══ Task input
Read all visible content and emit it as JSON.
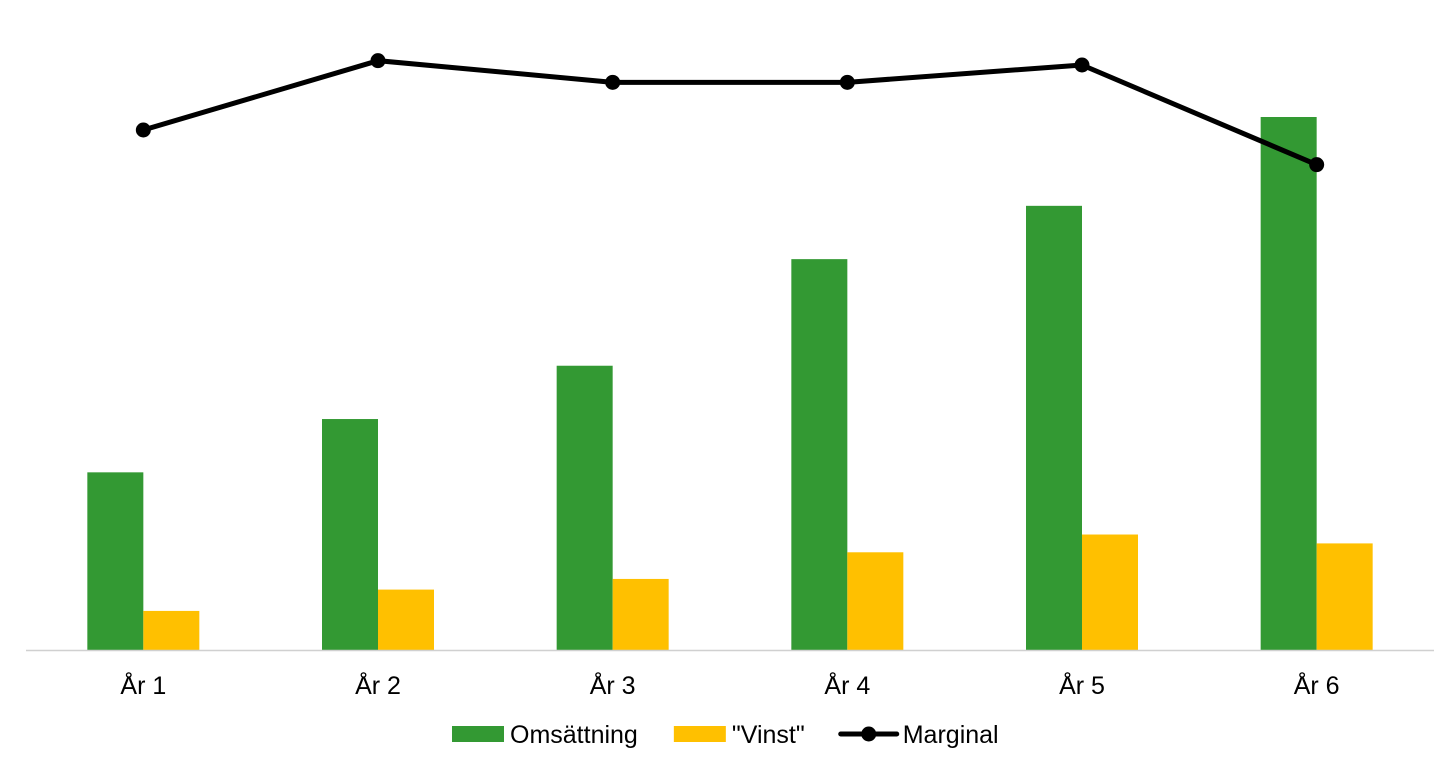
{
  "chart_data": {
    "type": "bar",
    "title": "",
    "xlabel": "",
    "ylabel": "",
    "categories": [
      "År 1",
      "År 2",
      "År 3",
      "År 4",
      "År 5",
      "År 6"
    ],
    "ylim": [
      0,
      600
    ],
    "grid": false,
    "legend_position": "bottom",
    "series": [
      {
        "name": "Omsättning",
        "kind": "bar",
        "color": "#339933",
        "values": [
          200,
          260,
          320,
          440,
          500,
          600
        ]
      },
      {
        "name": "\"Vinst\"",
        "kind": "bar",
        "color": "#FFC000",
        "values": [
          44,
          68,
          80,
          110,
          130,
          120
        ]
      },
      {
        "name": "Marginal",
        "kind": "line",
        "color": "#000000",
        "marker": "circle",
        "secondary_axis": true,
        "ylim": [
          0.1,
          0.25
        ],
        "values": [
          0.22,
          0.236,
          0.231,
          0.231,
          0.235,
          0.212
        ]
      }
    ]
  }
}
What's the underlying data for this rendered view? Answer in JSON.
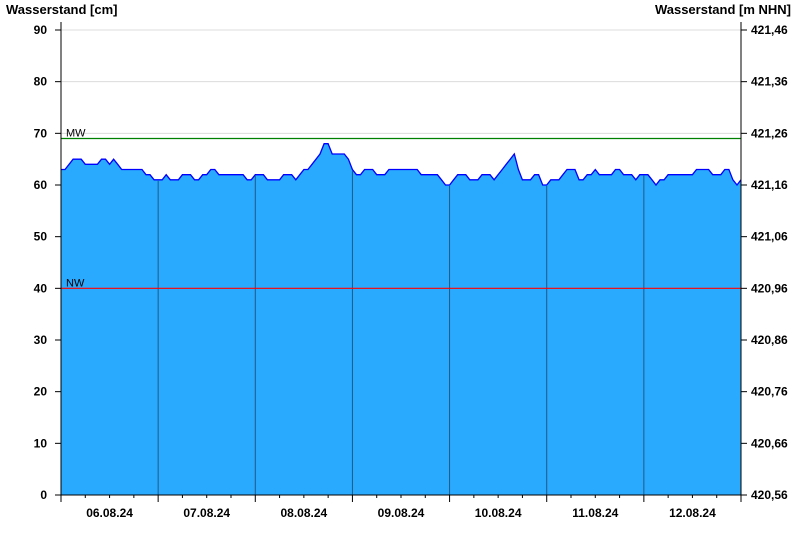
{
  "chart_data": {
    "type": "area",
    "ylabel_left": "Wasserstand [cm]",
    "ylabel_right": "Wasserstand [m NHN]",
    "ylim": [
      0,
      90
    ],
    "yticks": [
      0,
      10,
      20,
      30,
      40,
      50,
      60,
      70,
      80,
      90
    ],
    "yticks_right": [
      "420,56",
      "420,66",
      "420,76",
      "420,86",
      "420,96",
      "421,06",
      "421,16",
      "421,26",
      "421,36",
      "421,46"
    ],
    "x_range": [
      "06.08.24 00:00",
      "13.08.24 00:00"
    ],
    "xtick_labels": [
      "06.08.24",
      "07.08.24",
      "08.08.24",
      "09.08.24",
      "10.08.24",
      "11.08.24",
      "12.08.24"
    ],
    "grid": true,
    "reference_lines": [
      {
        "label": "MW",
        "value": 69,
        "color": "#008000"
      },
      {
        "label": "NW",
        "value": 40,
        "color": "#ff0000"
      }
    ],
    "series": [
      {
        "sampling": "hourly",
        "fill_color": "#2aaaff",
        "line_color": "#0000ff",
        "values": [
          63,
          63,
          64,
          65,
          65,
          65,
          64,
          64,
          64,
          64,
          65,
          65,
          64,
          65,
          64,
          63,
          63,
          63,
          63,
          63,
          63,
          62,
          62,
          61,
          61,
          61,
          62,
          61,
          61,
          61,
          62,
          62,
          62,
          61,
          61,
          62,
          62,
          63,
          63,
          62,
          62,
          62,
          62,
          62,
          62,
          62,
          61,
          61,
          62,
          62,
          62,
          61,
          61,
          61,
          61,
          62,
          62,
          62,
          61,
          62,
          63,
          63,
          64,
          65,
          66,
          68,
          68,
          66,
          66,
          66,
          66,
          65,
          63,
          62,
          62,
          63,
          63,
          63,
          62,
          62,
          62,
          63,
          63,
          63,
          63,
          63,
          63,
          63,
          63,
          62,
          62,
          62,
          62,
          62,
          61,
          60,
          60,
          61,
          62,
          62,
          62,
          61,
          61,
          61,
          62,
          62,
          62,
          61,
          62,
          63,
          64,
          65,
          66,
          63,
          61,
          61,
          61,
          62,
          62,
          60,
          60,
          61,
          61,
          61,
          62,
          63,
          63,
          63,
          61,
          61,
          62,
          62,
          63,
          62,
          62,
          62,
          62,
          63,
          63,
          62,
          62,
          62,
          61,
          62,
          62,
          62,
          61,
          60,
          61,
          61,
          62,
          62,
          62,
          62,
          62,
          62,
          62,
          63,
          63,
          63,
          63,
          62,
          62,
          62,
          63,
          63,
          61,
          60,
          61
        ]
      }
    ]
  }
}
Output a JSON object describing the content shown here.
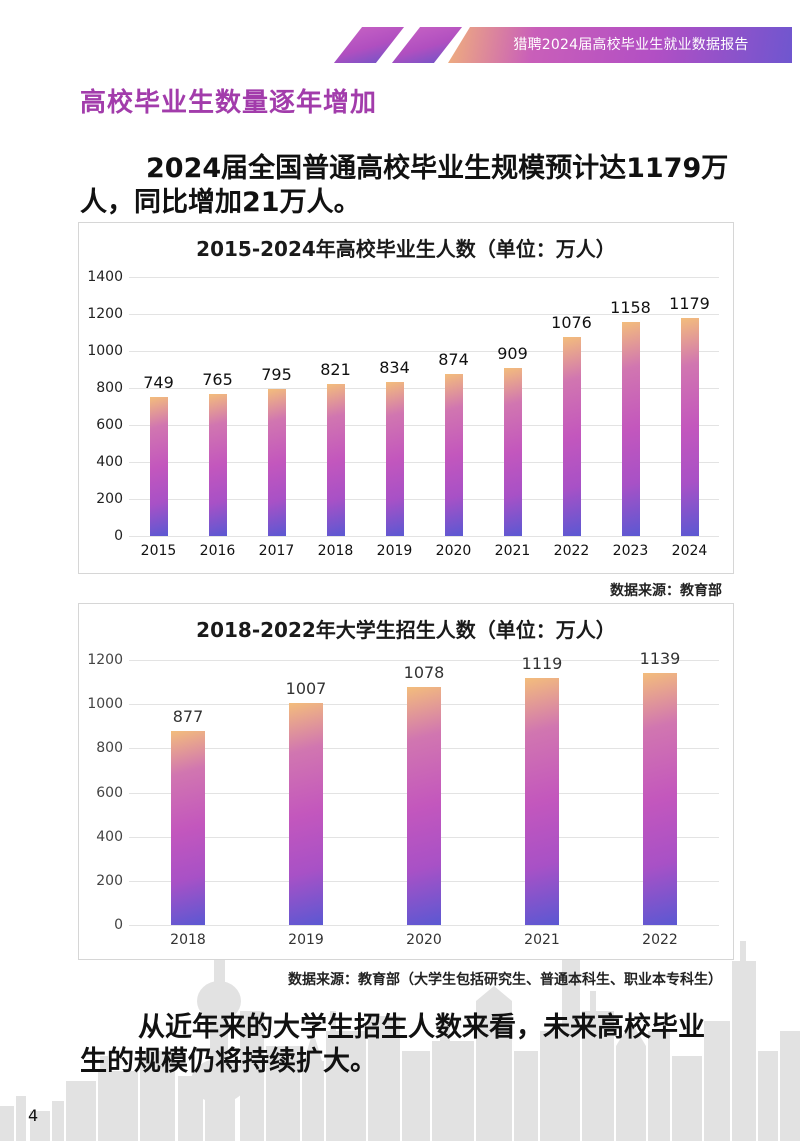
{
  "header": {
    "banner_text": "猎聘2024届高校毕业生就业数据报告",
    "colors": {
      "gradient_start": "#f0b07c",
      "gradient_mid": "#b24fc4",
      "gradient_end": "#6f56cf"
    }
  },
  "section": {
    "heading": "高校毕业生数量逐年增加",
    "heading_color": "#a23cab",
    "intro_text": "2024届全国普通高校毕业生规模预计达1179万人，同比增加21万人。",
    "conclusion_text": "从近年来的大学生招生人数来看，未来高校毕业生的规模仍将持续扩大。"
  },
  "charts": {
    "graduates": {
      "title": "2015-2024年高校毕业生人数（单位：万人）",
      "source": "数据来源：教育部"
    },
    "enrollment": {
      "title": "2018-2022年大学生招生人数（单位：万人）",
      "source": "数据来源：教育部（大学生包括研究生、普通本科生、职业本专科生）"
    }
  },
  "chart_data": [
    {
      "type": "bar",
      "title": "2015-2024年高校毕业生人数（单位：万人）",
      "xlabel": "",
      "ylabel": "万人",
      "categories": [
        "2015",
        "2016",
        "2017",
        "2018",
        "2019",
        "2020",
        "2021",
        "2022",
        "2023",
        "2024"
      ],
      "values": [
        749,
        765,
        795,
        821,
        834,
        874,
        909,
        1076,
        1158,
        1179
      ],
      "yticks": [
        0,
        200,
        400,
        600,
        800,
        1000,
        1200,
        1400
      ],
      "ylim": [
        0,
        1400
      ],
      "grid": true,
      "legend": null,
      "data_labels": true,
      "source": "数据来源：教育部"
    },
    {
      "type": "bar",
      "title": "2018-2022年大学生招生人数（单位：万人）",
      "xlabel": "",
      "ylabel": "万人",
      "categories": [
        "2018",
        "2019",
        "2020",
        "2021",
        "2022"
      ],
      "values": [
        877,
        1007,
        1078,
        1119,
        1139
      ],
      "yticks": [
        0,
        200,
        400,
        600,
        800,
        1000,
        1200
      ],
      "ylim": [
        0,
        1200
      ],
      "grid": true,
      "legend": null,
      "data_labels": true,
      "source": "数据来源：教育部（大学生包括研究生、普通本科生、职业本专科生）"
    }
  ],
  "footer": {
    "page_number": "4"
  }
}
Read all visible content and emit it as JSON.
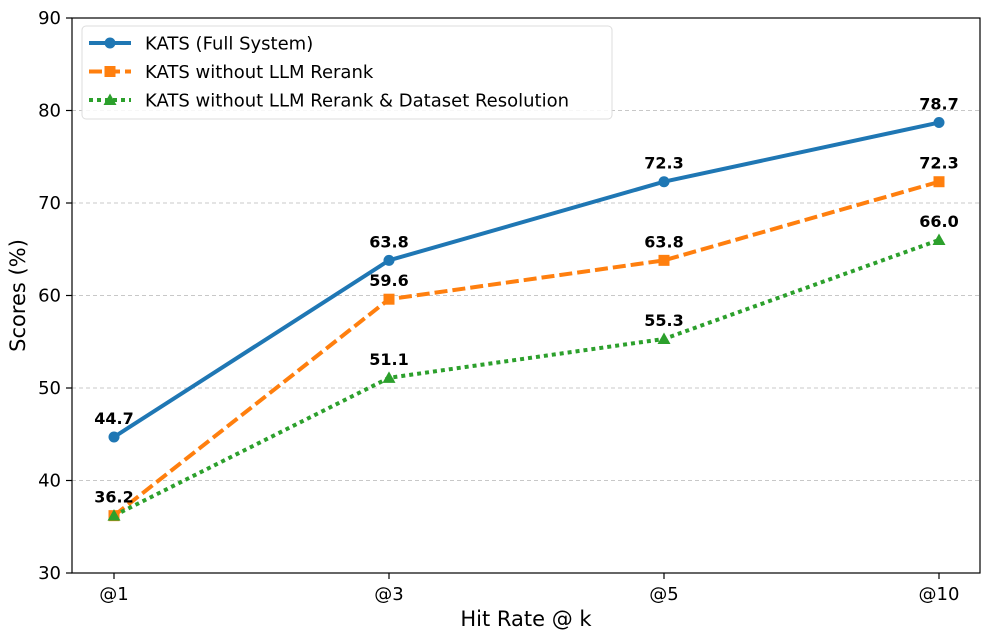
{
  "chart_data": {
    "type": "line",
    "title": "",
    "xlabel": "Hit Rate @ k",
    "ylabel": "Scores (%)",
    "categories": [
      "@1",
      "@3",
      "@5",
      "@10"
    ],
    "ylim": [
      30,
      90
    ],
    "yticks": [
      30,
      40,
      50,
      60,
      70,
      80,
      90
    ],
    "grid": "horizontal dashed",
    "legend_position": "top-left",
    "series": [
      {
        "name": "KATS (Full System)",
        "values": [
          44.7,
          63.8,
          72.3,
          78.7
        ],
        "labels": [
          "44.7",
          "63.8",
          "72.3",
          "78.7"
        ],
        "color": "#1f77b4",
        "line_style": "solid",
        "marker": "circle"
      },
      {
        "name": "KATS without LLM Rerank",
        "values": [
          36.2,
          59.6,
          63.8,
          72.3
        ],
        "labels": [
          "36.2",
          "59.6",
          "63.8",
          "72.3"
        ],
        "color": "#ff7f0e",
        "line_style": "dashed",
        "marker": "square"
      },
      {
        "name": "KATS without LLM Rerank & Dataset Resolution",
        "values": [
          36.2,
          51.1,
          55.3,
          66.0
        ],
        "labels": [
          "",
          "51.1",
          "55.3",
          "66.0"
        ],
        "color": "#2ca02c",
        "line_style": "dotted",
        "marker": "triangle"
      }
    ]
  }
}
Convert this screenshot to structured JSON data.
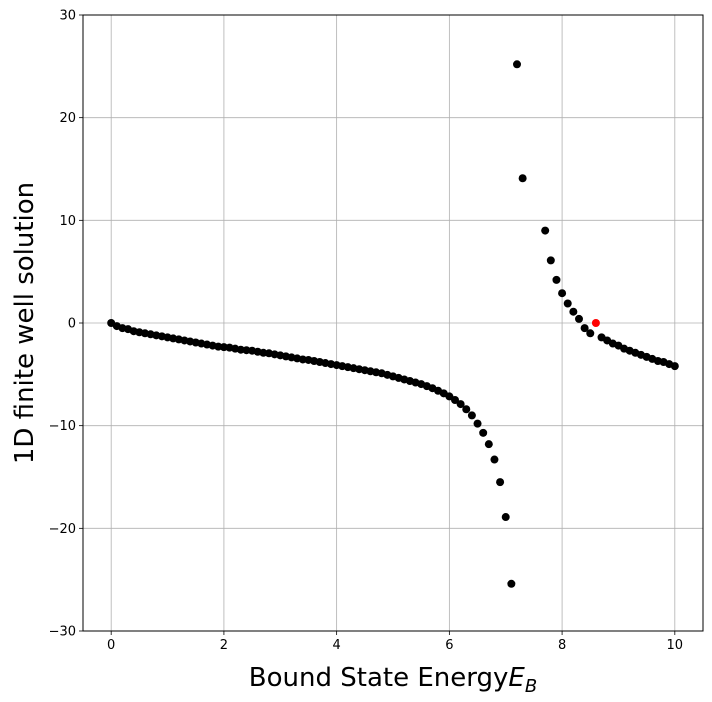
{
  "chart_data": {
    "type": "scatter",
    "xlabel": "Bound State Energy",
    "xlabel_math_symbol": "E",
    "xlabel_math_subscript": "B",
    "ylabel": "1D finite well solution",
    "xlim": [
      -0.5,
      10.5
    ],
    "ylim": [
      -30,
      30
    ],
    "x_ticks": [
      0,
      2,
      4,
      6,
      8,
      10
    ],
    "y_ticks": [
      -30,
      -20,
      -10,
      0,
      10,
      20,
      30
    ],
    "x_tick_labels": [
      "0",
      "2",
      "4",
      "6",
      "8",
      "10"
    ],
    "y_tick_labels": [
      "−30",
      "−20",
      "−10",
      "0",
      "10",
      "20",
      "30"
    ],
    "grid": true,
    "marker_color": "#000000",
    "highlight_color": "#ff0000",
    "series": [
      {
        "x": [
          0.0,
          0.1,
          0.2,
          0.3,
          0.4,
          0.5,
          0.6,
          0.7,
          0.8,
          0.9,
          1.0,
          1.1,
          1.2,
          1.3,
          1.4,
          1.5,
          1.6,
          1.7,
          1.8,
          1.9,
          2.0,
          2.1,
          2.2,
          2.3,
          2.4,
          2.5,
          2.6,
          2.7,
          2.8,
          2.9,
          3.0,
          3.1,
          3.2,
          3.3,
          3.4,
          3.5,
          3.6,
          3.7,
          3.8,
          3.9,
          4.0,
          4.1,
          4.2,
          4.3,
          4.4,
          4.5,
          4.6,
          4.7,
          4.8,
          4.9,
          5.0,
          5.1,
          5.2,
          5.3,
          5.4,
          5.5,
          5.6,
          5.7,
          5.8,
          5.9,
          6.0,
          6.1,
          6.2,
          6.3,
          6.4,
          6.5,
          6.6,
          6.7,
          6.8,
          6.9,
          7.0,
          7.1,
          7.2,
          7.3,
          7.7,
          7.8,
          7.9,
          8.0,
          8.1,
          8.2,
          8.3,
          8.4,
          8.5,
          8.7,
          8.8,
          8.9,
          9.0,
          9.1,
          9.2,
          9.3,
          9.4,
          9.5,
          9.6,
          9.7,
          9.8,
          9.9,
          10.0
        ],
        "y": [
          0.0,
          -0.3,
          -0.5,
          -0.6,
          -0.8,
          -0.9,
          -1.0,
          -1.1,
          -1.2,
          -1.3,
          -1.4,
          -1.5,
          -1.6,
          -1.7,
          -1.8,
          -1.9,
          -2.0,
          -2.1,
          -2.2,
          -2.3,
          -2.35,
          -2.4,
          -2.5,
          -2.6,
          -2.65,
          -2.7,
          -2.8,
          -2.9,
          -2.95,
          -3.05,
          -3.15,
          -3.25,
          -3.35,
          -3.45,
          -3.55,
          -3.6,
          -3.7,
          -3.8,
          -3.9,
          -4.0,
          -4.1,
          -4.2,
          -4.3,
          -4.4,
          -4.5,
          -4.6,
          -4.7,
          -4.8,
          -4.9,
          -5.05,
          -5.2,
          -5.35,
          -5.5,
          -5.65,
          -5.8,
          -5.95,
          -6.15,
          -6.35,
          -6.6,
          -6.85,
          -7.15,
          -7.5,
          -7.9,
          -8.4,
          -9.0,
          -9.8,
          -10.7,
          -11.8,
          -13.3,
          -15.5,
          -18.9,
          -25.4,
          25.2,
          14.1,
          9.0,
          6.1,
          4.2,
          2.9,
          1.9,
          1.1,
          0.4,
          -0.5,
          -1.0,
          -1.4,
          -1.7,
          -2.0,
          -2.2,
          -2.5,
          -2.7,
          -2.9,
          -3.1,
          -3.3,
          -3.5,
          -3.7,
          -3.8,
          -4.0,
          -4.2
        ]
      },
      {
        "x": [
          8.6
        ],
        "y": [
          0.0
        ]
      }
    ]
  }
}
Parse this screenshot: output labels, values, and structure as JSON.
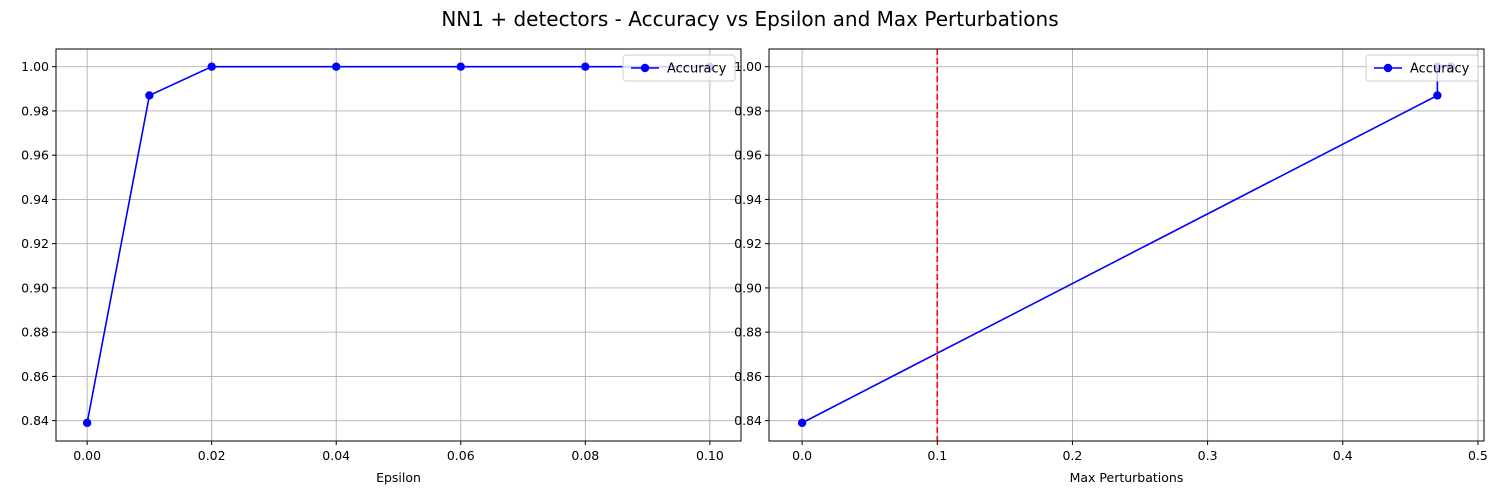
{
  "suptitle": "NN1 + detectors - Accuracy vs Epsilon and Max Perturbations",
  "colors": {
    "series": "#0000ff",
    "threshold": "#ff0000",
    "grid": "#b0b0b0"
  },
  "chart_data": [
    {
      "type": "line",
      "title": "",
      "xlabel": "Epsilon",
      "ylabel": "",
      "xlim": [
        -0.005,
        0.105
      ],
      "ylim": [
        0.8308,
        1.008
      ],
      "xticks": [
        0.0,
        0.02,
        0.04,
        0.06,
        0.08,
        0.1
      ],
      "xtick_labels": [
        "0.00",
        "0.02",
        "0.04",
        "0.06",
        "0.08",
        "0.10"
      ],
      "yticks": [
        0.84,
        0.86,
        0.88,
        0.9,
        0.92,
        0.94,
        0.96,
        0.98,
        1.0
      ],
      "ytick_labels": [
        "0.84",
        "0.86",
        "0.88",
        "0.90",
        "0.92",
        "0.94",
        "0.96",
        "0.98",
        "1.00"
      ],
      "grid": true,
      "legend": "top-right",
      "series": [
        {
          "name": "Accuracy",
          "marker": "circle",
          "x": [
            0.0,
            0.01,
            0.02,
            0.04,
            0.06,
            0.08,
            0.1
          ],
          "y": [
            0.839,
            0.987,
            1.0,
            1.0,
            1.0,
            1.0,
            1.0
          ]
        }
      ]
    },
    {
      "type": "line",
      "title": "",
      "xlabel": "Max Perturbations",
      "ylabel": "",
      "xlim": [
        -0.0245,
        0.5045
      ],
      "ylim": [
        0.8308,
        1.008
      ],
      "xticks": [
        0.0,
        0.1,
        0.2,
        0.3,
        0.4,
        0.5
      ],
      "xtick_labels": [
        "0.0",
        "0.1",
        "0.2",
        "0.3",
        "0.4",
        "0.5"
      ],
      "yticks": [
        0.84,
        0.86,
        0.88,
        0.9,
        0.92,
        0.94,
        0.96,
        0.98,
        1.0
      ],
      "ytick_labels": [
        "0.84",
        "0.86",
        "0.88",
        "0.90",
        "0.92",
        "0.94",
        "0.96",
        "0.98",
        "1.00"
      ],
      "grid": true,
      "legend": "top-right",
      "vline": {
        "x": 0.1,
        "style": "dashed"
      },
      "series": [
        {
          "name": "Accuracy",
          "marker": "circle",
          "x": [
            0.0,
            0.47,
            0.47,
            0.48,
            0.48,
            0.48,
            0.48
          ],
          "y": [
            0.839,
            0.987,
            1.0,
            1.0,
            1.0,
            1.0,
            1.0
          ]
        }
      ]
    }
  ]
}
════
→ Brief
Copy down every line of the entries containing the word "this".

→ Solution
What's the underlying data for this rendered view? Answer in JSON.
Convert this screenshot to structured JSON data.
Parse this screenshot: output labels, values, and structure as JSON.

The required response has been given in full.